TASK OBJECTIVE
Convert the stretch from the start of the data through the line containing "499, 378, 512]" into a JSON list of strings, one string per line, leaving out any blank lines.

RECORDS FOR PROCESSING

-- START --

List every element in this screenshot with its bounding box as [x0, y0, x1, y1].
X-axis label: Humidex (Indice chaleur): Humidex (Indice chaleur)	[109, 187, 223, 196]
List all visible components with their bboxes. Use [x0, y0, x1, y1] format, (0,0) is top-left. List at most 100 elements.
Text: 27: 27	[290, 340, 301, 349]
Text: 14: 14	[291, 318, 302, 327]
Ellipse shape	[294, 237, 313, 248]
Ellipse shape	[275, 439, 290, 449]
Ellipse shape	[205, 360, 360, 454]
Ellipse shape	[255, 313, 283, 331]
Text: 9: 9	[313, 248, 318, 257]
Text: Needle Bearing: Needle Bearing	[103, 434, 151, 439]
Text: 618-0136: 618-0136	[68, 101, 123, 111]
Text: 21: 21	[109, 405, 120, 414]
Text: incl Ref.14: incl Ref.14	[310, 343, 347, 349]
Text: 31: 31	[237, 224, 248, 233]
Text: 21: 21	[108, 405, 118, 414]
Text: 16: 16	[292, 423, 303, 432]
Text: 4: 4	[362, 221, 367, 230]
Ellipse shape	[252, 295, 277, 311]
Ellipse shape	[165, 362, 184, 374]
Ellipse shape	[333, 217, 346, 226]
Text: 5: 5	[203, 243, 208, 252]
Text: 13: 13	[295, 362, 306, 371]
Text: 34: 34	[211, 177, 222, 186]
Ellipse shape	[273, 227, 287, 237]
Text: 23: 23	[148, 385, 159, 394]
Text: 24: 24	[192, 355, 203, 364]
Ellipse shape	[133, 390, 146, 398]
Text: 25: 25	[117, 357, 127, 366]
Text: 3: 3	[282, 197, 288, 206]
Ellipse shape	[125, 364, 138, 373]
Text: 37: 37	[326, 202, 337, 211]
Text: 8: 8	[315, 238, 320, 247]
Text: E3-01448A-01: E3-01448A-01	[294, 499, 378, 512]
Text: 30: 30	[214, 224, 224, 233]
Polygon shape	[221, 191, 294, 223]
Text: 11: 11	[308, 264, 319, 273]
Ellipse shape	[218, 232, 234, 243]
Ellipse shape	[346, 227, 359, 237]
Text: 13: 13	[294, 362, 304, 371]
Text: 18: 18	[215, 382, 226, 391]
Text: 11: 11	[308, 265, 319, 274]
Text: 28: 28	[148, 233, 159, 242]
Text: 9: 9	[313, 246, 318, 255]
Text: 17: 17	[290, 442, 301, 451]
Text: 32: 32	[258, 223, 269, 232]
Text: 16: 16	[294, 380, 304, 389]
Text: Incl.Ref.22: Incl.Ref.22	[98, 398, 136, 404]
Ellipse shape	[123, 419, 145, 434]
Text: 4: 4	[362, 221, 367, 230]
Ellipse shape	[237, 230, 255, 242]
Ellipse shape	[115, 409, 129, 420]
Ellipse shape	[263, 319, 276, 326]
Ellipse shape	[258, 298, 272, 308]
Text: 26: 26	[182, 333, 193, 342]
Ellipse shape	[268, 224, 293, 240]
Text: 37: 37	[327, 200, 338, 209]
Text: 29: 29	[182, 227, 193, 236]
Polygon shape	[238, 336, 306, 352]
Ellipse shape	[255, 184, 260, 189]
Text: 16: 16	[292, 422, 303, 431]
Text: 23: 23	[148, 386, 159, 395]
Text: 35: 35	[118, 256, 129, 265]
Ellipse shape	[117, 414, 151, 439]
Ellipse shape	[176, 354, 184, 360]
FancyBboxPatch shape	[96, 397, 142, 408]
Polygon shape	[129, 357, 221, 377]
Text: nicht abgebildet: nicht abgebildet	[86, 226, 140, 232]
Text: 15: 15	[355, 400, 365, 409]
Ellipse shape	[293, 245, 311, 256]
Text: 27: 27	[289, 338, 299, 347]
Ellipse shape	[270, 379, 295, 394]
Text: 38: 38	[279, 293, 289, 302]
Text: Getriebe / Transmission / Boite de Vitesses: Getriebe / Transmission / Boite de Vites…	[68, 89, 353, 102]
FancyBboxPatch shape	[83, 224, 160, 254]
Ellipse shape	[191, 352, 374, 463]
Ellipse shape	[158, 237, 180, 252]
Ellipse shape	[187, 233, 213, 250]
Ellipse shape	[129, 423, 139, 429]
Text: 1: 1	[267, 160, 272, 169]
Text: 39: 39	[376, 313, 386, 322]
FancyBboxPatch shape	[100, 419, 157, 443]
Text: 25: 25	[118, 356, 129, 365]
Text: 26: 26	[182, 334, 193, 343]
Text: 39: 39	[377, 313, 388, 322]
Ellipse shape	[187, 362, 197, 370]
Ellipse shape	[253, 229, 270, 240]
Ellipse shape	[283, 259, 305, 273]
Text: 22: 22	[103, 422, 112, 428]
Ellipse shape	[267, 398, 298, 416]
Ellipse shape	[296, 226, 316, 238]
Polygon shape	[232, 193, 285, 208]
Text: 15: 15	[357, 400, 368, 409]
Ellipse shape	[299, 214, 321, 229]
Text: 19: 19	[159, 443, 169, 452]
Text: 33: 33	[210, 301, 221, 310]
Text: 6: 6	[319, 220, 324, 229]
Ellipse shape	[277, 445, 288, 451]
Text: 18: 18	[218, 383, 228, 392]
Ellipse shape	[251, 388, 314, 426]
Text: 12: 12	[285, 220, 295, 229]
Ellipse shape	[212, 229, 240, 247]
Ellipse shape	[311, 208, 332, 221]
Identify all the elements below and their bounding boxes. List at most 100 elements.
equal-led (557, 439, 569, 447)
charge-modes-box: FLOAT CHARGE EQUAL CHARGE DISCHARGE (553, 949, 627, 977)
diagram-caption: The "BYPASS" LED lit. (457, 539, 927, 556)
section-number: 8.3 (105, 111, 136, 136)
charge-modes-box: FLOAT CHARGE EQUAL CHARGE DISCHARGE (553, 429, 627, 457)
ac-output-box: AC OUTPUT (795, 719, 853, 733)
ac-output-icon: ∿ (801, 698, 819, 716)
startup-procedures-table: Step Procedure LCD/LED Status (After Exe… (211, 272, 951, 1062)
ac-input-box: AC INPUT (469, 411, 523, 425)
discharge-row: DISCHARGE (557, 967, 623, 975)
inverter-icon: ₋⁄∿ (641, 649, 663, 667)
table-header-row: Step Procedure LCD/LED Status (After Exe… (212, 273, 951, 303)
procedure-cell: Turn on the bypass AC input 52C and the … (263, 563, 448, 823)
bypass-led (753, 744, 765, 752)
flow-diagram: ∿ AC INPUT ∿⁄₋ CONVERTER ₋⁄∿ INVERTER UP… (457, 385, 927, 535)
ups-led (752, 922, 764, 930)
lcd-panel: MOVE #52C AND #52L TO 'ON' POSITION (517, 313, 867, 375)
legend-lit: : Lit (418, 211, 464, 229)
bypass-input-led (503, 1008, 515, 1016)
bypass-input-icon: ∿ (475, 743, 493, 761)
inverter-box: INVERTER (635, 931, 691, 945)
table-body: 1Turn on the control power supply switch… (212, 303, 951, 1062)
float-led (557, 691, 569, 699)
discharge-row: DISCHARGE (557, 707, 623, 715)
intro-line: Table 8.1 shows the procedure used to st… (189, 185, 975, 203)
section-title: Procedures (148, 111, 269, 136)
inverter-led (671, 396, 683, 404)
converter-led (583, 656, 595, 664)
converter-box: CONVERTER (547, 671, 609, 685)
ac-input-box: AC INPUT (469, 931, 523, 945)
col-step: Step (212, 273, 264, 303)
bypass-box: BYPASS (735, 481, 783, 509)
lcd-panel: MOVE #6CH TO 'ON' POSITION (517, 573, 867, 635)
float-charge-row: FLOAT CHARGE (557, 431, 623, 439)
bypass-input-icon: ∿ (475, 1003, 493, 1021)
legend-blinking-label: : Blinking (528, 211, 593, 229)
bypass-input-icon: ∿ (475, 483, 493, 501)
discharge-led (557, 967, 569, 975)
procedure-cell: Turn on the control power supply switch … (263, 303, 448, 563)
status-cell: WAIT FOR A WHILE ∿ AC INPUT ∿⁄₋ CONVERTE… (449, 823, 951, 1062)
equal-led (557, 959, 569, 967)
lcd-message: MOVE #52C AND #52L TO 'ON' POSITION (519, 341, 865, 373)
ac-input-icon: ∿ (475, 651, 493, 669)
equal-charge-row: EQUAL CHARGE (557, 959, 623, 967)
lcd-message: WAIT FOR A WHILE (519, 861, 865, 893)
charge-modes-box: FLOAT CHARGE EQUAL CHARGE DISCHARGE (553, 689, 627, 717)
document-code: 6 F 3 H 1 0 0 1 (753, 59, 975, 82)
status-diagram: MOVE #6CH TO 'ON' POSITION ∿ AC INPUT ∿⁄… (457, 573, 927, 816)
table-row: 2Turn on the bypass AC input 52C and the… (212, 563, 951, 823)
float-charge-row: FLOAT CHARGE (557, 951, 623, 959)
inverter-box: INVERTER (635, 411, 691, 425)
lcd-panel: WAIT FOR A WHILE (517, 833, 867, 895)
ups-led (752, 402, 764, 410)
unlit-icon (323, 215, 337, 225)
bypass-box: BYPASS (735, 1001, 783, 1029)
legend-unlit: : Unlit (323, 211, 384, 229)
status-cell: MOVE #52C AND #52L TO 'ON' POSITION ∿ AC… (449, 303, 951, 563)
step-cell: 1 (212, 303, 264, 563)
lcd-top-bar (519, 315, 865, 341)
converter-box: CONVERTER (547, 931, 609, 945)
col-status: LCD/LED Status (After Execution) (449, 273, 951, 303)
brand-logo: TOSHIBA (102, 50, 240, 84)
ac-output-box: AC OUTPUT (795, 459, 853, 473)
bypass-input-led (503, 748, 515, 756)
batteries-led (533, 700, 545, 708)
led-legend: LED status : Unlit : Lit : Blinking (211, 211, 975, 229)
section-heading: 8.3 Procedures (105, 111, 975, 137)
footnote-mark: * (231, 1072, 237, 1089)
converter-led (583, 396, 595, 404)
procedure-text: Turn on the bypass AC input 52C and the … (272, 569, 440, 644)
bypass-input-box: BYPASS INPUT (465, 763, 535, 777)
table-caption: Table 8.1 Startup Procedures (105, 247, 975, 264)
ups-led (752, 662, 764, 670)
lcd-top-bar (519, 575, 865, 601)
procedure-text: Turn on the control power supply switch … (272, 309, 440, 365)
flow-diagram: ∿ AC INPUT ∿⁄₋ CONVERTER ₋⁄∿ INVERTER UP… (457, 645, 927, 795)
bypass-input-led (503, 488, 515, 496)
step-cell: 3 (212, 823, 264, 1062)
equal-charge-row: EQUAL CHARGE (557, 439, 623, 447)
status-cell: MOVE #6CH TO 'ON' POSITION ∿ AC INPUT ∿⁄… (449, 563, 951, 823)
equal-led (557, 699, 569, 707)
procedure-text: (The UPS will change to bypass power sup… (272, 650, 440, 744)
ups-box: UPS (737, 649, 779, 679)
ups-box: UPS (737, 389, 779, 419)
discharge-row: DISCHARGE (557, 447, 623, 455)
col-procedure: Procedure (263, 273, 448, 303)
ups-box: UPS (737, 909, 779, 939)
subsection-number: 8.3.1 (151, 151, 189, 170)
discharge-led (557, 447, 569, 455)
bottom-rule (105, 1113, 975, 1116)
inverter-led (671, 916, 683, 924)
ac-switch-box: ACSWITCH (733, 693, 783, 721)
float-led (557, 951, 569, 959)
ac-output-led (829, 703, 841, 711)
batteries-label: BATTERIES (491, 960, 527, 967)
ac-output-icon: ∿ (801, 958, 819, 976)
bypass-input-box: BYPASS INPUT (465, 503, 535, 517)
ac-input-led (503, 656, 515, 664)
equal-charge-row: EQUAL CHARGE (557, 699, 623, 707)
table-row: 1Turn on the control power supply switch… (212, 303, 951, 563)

-- END --

SOLUTION BELOW
[
  "List every element in this screenshot with its bounding box as [x0, y0, x1, y1].",
  "X-axis label: Humidex (Indice chaleur): Humidex (Indice chaleur)\t[109, 187, 223, 196]",
  "List all visible components with their bboxes. Use [x0, y0, x1, y1] format, (0,0) is top-left. List at most 100 elements.",
  "Text: 27: 27\t[290, 340, 301, 349]",
  "Text: 14: 14\t[291, 318, 302, 327]",
  "Ellipse shape\t[294, 237, 313, 248]",
  "Ellipse shape\t[275, 439, 290, 449]",
  "Ellipse shape\t[205, 360, 360, 454]",
  "Ellipse shape\t[255, 313, 283, 331]",
  "Text: 9: 9\t[313, 248, 318, 257]",
  "Text: Needle Bearing: Needle Bearing\t[103, 434, 151, 439]",
  "Text: 618-0136: 618-0136\t[68, 101, 123, 111]",
  "Text: 21: 21\t[109, 405, 120, 414]",
  "Text: incl Ref.14: incl Ref.14\t[310, 343, 347, 349]",
  "Text: 31: 31\t[237, 224, 248, 233]",
  "Text: 21: 21\t[108, 405, 118, 414]",
  "Text: 16: 16\t[292, 423, 303, 432]",
  "Text: 4: 4\t[362, 221, 367, 230]",
  "Ellipse shape\t[252, 295, 277, 311]",
  "Ellipse shape\t[165, 362, 184, 374]",
  "Ellipse shape\t[333, 217, 346, 226]",
  "Text: 5: 5\t[203, 243, 208, 252]",
  "Text: 13: 13\t[295, 362, 306, 371]",
  "Text: 34: 34\t[211, 177, 222, 186]",
  "Ellipse shape\t[273, 227, 287, 237]",
  "Text: 23: 23\t[148, 385, 159, 394]",
  "Text: 24: 24\t[192, 355, 203, 364]",
  "Ellipse shape\t[133, 390, 146, 398]",
  "Text: 25: 25\t[117, 357, 127, 366]",
  "Text: 3: 3\t[282, 197, 288, 206]",
  "Ellipse shape\t[125, 364, 138, 373]",
  "Text: 37: 37\t[326, 202, 337, 211]",
  "Text: 8: 8\t[315, 238, 320, 247]",
  "Text: E3-01448A-01: E3-01448A-01\t[294, 499, 378, 512]"
]